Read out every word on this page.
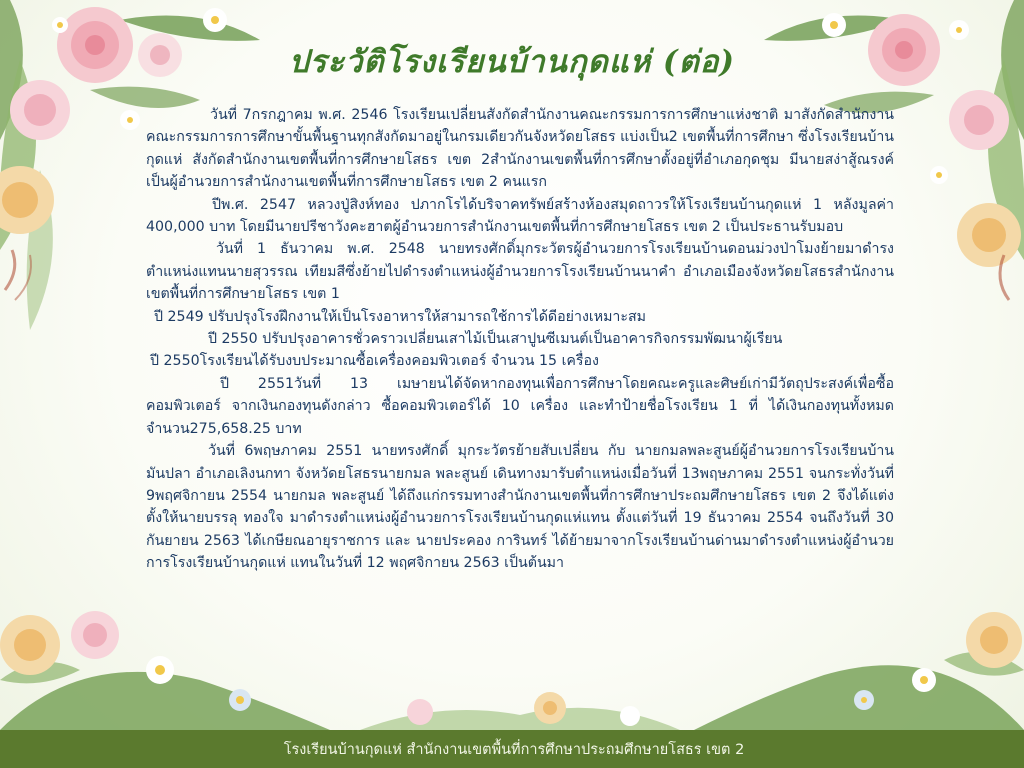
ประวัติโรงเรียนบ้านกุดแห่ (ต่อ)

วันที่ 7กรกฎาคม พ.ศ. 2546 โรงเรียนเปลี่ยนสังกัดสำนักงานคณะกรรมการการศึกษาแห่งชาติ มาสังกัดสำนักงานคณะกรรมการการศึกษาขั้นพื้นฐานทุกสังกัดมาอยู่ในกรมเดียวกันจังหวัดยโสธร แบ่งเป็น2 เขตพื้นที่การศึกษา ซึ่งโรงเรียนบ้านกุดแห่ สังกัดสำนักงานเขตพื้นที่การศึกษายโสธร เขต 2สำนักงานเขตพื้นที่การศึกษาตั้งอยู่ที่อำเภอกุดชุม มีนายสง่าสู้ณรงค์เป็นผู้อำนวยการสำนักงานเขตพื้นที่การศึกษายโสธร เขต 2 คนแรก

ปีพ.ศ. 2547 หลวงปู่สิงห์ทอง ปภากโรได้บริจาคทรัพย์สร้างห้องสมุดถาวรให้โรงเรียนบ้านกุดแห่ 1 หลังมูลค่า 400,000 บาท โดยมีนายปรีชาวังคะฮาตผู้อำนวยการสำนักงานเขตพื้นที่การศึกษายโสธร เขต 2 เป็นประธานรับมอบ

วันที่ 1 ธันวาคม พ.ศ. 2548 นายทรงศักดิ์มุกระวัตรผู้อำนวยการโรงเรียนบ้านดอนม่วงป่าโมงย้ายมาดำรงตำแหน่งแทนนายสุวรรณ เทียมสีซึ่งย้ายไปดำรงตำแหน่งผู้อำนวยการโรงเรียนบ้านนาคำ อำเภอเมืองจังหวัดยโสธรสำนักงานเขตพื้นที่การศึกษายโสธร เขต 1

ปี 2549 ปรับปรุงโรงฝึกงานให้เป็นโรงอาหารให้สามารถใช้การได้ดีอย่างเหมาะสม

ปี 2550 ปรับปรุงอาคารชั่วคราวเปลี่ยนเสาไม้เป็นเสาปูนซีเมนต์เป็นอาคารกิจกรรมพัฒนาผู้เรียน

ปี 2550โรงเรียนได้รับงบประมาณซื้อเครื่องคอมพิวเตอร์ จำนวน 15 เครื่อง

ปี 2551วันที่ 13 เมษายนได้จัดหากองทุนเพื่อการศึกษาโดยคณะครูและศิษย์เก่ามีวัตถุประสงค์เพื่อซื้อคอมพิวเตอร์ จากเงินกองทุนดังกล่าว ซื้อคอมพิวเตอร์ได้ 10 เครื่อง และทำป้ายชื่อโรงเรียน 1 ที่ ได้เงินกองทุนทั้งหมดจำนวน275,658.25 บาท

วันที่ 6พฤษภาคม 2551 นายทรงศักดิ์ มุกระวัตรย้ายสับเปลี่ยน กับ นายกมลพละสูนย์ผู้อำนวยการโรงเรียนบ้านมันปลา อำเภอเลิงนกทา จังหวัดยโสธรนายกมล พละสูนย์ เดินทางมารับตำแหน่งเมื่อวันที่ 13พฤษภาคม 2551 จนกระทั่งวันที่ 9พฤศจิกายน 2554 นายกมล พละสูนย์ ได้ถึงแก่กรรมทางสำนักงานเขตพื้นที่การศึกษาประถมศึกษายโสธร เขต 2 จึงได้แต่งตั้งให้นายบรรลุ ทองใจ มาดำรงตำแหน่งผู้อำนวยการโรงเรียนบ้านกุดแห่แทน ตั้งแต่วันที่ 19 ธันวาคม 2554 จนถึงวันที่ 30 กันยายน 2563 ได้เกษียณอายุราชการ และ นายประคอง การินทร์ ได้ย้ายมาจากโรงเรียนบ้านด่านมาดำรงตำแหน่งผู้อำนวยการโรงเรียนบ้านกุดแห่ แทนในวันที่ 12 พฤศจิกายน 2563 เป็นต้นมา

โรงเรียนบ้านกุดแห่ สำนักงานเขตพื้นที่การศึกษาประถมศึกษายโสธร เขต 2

━━━━━━━━━━━━━━━━━━━━━━━━━━━━━━

Leave the images out and output the remaining material exactly as it stands.

Read out every word on this page.
ประวัติโรงเรียนบ้านกุดแห่ (ต่อ)

วันที่ 7กรกฎาคม พ.ศ. 2546 โรงเรียนเปลี่ยนสังกัดสำนักงานคณะกรรมการการศึกษาแห่งชาติ มาสังกัดสำนักงานคณะกรรมการการศึกษาขั้นพื้นฐานทุกสังกัดมาอยู่ในกรมเดียวกันจังหวัดยโสธร แบ่งเป็น2 เขตพื้นที่การศึกษา ซึ่งโรงเรียนบ้านกุดแห่ สังกัดสำนักงานเขตพื้นที่การศึกษายโสธร เขต 2สำนักงานเขตพื้นที่การศึกษาตั้งอยู่ที่อำเภอกุดชุม มีนายสง่าสู้ณรงค์เป็นผู้อำนวยการสำนักงานเขตพื้นที่การศึกษายโสธร เขต 2 คนแรก

ปีพ.ศ. 2547 หลวงปู่สิงห์ทอง ปภากโรได้บริจาคทรัพย์สร้างห้องสมุดถาวรให้โรงเรียนบ้านกุดแห่ 1 หลังมูลค่า 400,000 บาท โดยมีนายปรีชาวังคะฮาตผู้อำนวยการสำนักงานเขตพื้นที่การศึกษายโสธร เขต 2 เป็นประธานรับมอบ

วันที่ 1 ธันวาคม พ.ศ. 2548 นายทรงศักดิ์มุกระวัตรผู้อำนวยการโรงเรียนบ้านดอนม่วงป่าโมงย้ายมาดำรงตำแหน่งแทนนายสุวรรณ เทียมสีซึ่งย้ายไปดำรงตำแหน่งผู้อำนวยการโรงเรียนบ้านนาคำ อำเภอเมืองจังหวัดยโสธรสำนักงานเขตพื้นที่การศึกษายโสธร เขต 1

ปี 2549 ปรับปรุงโรงฝึกงานให้เป็นโรงอาหารให้สามารถใช้การได้ดีอย่างเหมาะสม

ปี 2550 ปรับปรุงอาคารชั่วคราวเปลี่ยนเสาไม้เป็นเสาปูนซีเมนต์เป็นอาคารกิจกรรมพัฒนาผู้เรียน

ปี 2550โรงเรียนได้รับงบประมาณซื้อเครื่องคอมพิวเตอร์ จำนวน 15 เครื่อง

ปี 2551วันที่ 13 เมษายนได้จัดหากองทุนเพื่อการศึกษาโดยคณะครูและศิษย์เก่ามีวัตถุประสงค์เพื่อซื้อคอมพิวเตอร์ จากเงินกองทุนดังกล่าว ซื้อคอมพิวเตอร์ได้ 10 เครื่อง และทำป้ายชื่อโรงเรียน 1 ที่ ได้เงินกองทุนทั้งหมดจำนวน275,658.25 บาท

วันที่ 6พฤษภาคม 2551 นายทรงศักดิ์ มุกระวัตรย้ายสับเปลี่ยน กับ นายกมลพละสูนย์ผู้อำนวยการโรงเรียนบ้านมันปลา อำเภอเลิงนกทา จังหวัดยโสธรนายกมล พละสูนย์ เดินทางมารับตำแหน่งเมื่อวันที่ 13พฤษภาคม 2551 จนกระทั่งวันที่ 9พฤศจิกายน 2554 นายกมล พละสูนย์ ได้ถึงแก่กรรมทางสำนักงานเขตพื้นที่การศึกษาประถมศึกษายโสธร เขต 2 จึงได้แต่งตั้งให้นายบรรลุ ทองใจ มาดำรงตำแหน่งผู้อำนวยการโรงเรียนบ้านกุดแห่แทน ตั้งแต่วันที่ 19 ธันวาคม 2554 จนถึงวันที่ 30 กันยายน 2563 ได้เกษียณอายุราชการ และ นายประคอง การินทร์ ได้ย้ายมาจากโรงเรียนบ้านด่านมาดำรงตำแหน่งผู้อำนวยการโรงเรียนบ้านกุดแห่ แทนในวันที่ 12 พฤศจิกายน 2563 เป็นต้นมา

โรงเรียนบ้านกุดแห่ สำนักงานเขตพื้นที่การศึกษาประถมศึกษายโสธร เขต 2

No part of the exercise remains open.